## Task goal
Write out all of the data exactly as it appears.

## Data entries

_ _ _ _ _

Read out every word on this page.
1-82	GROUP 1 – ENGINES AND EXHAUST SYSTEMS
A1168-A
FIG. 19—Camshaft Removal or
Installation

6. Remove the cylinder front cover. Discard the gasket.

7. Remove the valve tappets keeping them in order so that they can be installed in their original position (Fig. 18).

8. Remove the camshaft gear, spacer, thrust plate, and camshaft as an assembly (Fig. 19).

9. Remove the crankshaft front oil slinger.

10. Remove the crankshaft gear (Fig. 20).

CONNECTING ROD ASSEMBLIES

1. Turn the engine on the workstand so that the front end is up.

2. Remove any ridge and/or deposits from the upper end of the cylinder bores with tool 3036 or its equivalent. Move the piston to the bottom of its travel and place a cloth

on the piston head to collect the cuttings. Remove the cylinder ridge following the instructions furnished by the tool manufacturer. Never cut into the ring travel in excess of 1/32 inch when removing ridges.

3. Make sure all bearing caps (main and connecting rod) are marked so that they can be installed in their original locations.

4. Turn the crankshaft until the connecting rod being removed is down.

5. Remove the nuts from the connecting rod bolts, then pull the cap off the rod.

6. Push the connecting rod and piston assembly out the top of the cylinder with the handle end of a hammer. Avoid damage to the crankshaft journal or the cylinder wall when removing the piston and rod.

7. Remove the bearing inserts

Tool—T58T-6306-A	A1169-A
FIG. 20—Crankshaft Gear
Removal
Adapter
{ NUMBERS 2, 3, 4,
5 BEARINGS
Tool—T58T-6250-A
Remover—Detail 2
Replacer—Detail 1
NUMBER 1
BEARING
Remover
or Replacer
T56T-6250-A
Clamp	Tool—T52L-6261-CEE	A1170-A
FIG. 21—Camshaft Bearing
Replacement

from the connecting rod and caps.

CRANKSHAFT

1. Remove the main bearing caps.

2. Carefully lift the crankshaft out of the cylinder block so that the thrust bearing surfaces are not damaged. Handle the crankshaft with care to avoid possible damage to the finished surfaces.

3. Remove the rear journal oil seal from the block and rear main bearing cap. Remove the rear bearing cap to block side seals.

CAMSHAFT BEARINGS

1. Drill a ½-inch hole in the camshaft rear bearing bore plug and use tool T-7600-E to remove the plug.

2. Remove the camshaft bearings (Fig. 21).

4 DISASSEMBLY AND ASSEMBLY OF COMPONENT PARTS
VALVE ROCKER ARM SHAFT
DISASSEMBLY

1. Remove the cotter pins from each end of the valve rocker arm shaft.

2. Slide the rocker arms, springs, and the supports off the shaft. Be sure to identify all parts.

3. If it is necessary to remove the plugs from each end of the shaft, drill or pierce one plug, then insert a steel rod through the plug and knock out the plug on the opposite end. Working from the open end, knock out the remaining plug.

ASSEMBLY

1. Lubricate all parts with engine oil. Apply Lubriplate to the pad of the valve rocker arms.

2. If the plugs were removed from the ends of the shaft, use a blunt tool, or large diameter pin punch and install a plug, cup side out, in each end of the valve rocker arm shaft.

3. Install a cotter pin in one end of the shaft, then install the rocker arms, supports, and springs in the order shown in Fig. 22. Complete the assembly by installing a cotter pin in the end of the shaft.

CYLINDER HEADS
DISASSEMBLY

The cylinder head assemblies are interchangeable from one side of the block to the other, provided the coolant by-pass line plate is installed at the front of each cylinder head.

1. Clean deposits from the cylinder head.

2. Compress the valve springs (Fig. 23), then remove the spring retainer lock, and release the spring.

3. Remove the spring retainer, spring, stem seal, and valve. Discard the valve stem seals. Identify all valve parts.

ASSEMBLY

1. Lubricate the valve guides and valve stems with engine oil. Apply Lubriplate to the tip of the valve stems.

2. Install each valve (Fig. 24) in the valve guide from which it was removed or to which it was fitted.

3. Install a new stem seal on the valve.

_ _ _ _ _

## Full solution
Read out every word on this page.
1-82	GROUP 1 – ENGINES AND EXHAUST SYSTEMS
A1168-A
FIG. 19—Camshaft Removal or
Installation

6. Remove the cylinder front cover. Discard the gasket.

7. Remove the valve tappets keeping them in order so that they can be installed in their original position (Fig. 18).

8. Remove the camshaft gear, spacer, thrust plate, and camshaft as an assembly (Fig. 19).

9. Remove the crankshaft front oil slinger.

10. Remove the crankshaft gear (Fig. 20).

CONNECTING ROD ASSEMBLIES

1. Turn the engine on the workstand so that the front end is up.

2. Remove any ridge and/or deposits from the upper end of the cylinder bores with tool 3036 or its equivalent. Move the piston to the bottom of its travel and place a cloth

on the piston head to collect the cuttings. Remove the cylinder ridge following the instructions furnished by the tool manufacturer. Never cut into the ring travel in excess of 1/32 inch when removing ridges.

3. Make sure all bearing caps (main and connecting rod) are marked so that they can be installed in their original locations.

4. Turn the crankshaft until the connecting rod being removed is down.

5. Remove the nuts from the connecting rod bolts, then pull the cap off the rod.

6. Push the connecting rod and piston assembly out the top of the cylinder with the handle end of a hammer. Avoid damage to the crankshaft journal or the cylinder wall when removing the piston and rod.

7. Remove the bearing inserts

Tool—T58T-6306-A	A1169-A
FIG. 20—Crankshaft Gear
Removal
Adapter
{ NUMBERS 2, 3, 4,
5 BEARINGS
Tool—T58T-6250-A
Remover—Detail 2
Replacer—Detail 1
NUMBER 1
BEARING
Remover
or Replacer
T56T-6250-A
Clamp	Tool—T52L-6261-CEE	A1170-A
FIG. 21—Camshaft Bearing
Replacement

from the connecting rod and caps.

CRANKSHAFT

1. Remove the main bearing caps.

2. Carefully lift the crankshaft out of the cylinder block so that the thrust bearing surfaces are not damaged. Handle the crankshaft with care to avoid possible damage to the finished surfaces.

3. Remove the rear journal oil seal from the block and rear main bearing cap. Remove the rear bearing cap to block side seals.

CAMSHAFT BEARINGS

1. Drill a ½-inch hole in the camshaft rear bearing bore plug and use tool T-7600-E to remove the plug.

2. Remove the camshaft bearings (Fig. 21).

4 DISASSEMBLY AND ASSEMBLY OF COMPONENT PARTS
VALVE ROCKER ARM SHAFT
DISASSEMBLY

1. Remove the cotter pins from each end of the valve rocker arm shaft.

2. Slide the rocker arms, springs, and the supports off the shaft. Be sure to identify all parts.

3. If it is necessary to remove the plugs from each end of the shaft, drill or pierce one plug, then insert a steel rod through the plug and knock out the plug on the opposite end. Working from the open end, knock out the remaining plug.

ASSEMBLY

1. Lubricate all parts with engine oil. Apply Lubriplate to the pad of the valve rocker arms.

2. If the plugs were removed from the ends of the shaft, use a blunt tool, or large diameter pin punch and install a plug, cup side out, in each end of the valve rocker arm shaft.

3. Install a cotter pin in one end of the shaft, then install the rocker arms, supports, and springs in the order shown in Fig. 22. Complete the assembly by installing a cotter pin in the end of the shaft.

CYLINDER HEADS
DISASSEMBLY

The cylinder head assemblies are interchangeable from one side of the block to the other, provided the coolant by-pass line plate is installed at the front of each cylinder head.

1. Clean deposits from the cylinder head.

2. Compress the valve springs (Fig. 23), then remove the spring retainer lock, and release the spring.

3. Remove the spring retainer, spring, stem seal, and valve. Discard the valve stem seals. Identify all valve parts.

ASSEMBLY

1. Lubricate the valve guides and valve stems with engine oil. Apply Lubriplate to the tip of the valve stems.

2. Install each valve (Fig. 24) in the valve guide from which it was removed or to which it was fitted.

3. Install a new stem seal on the valve.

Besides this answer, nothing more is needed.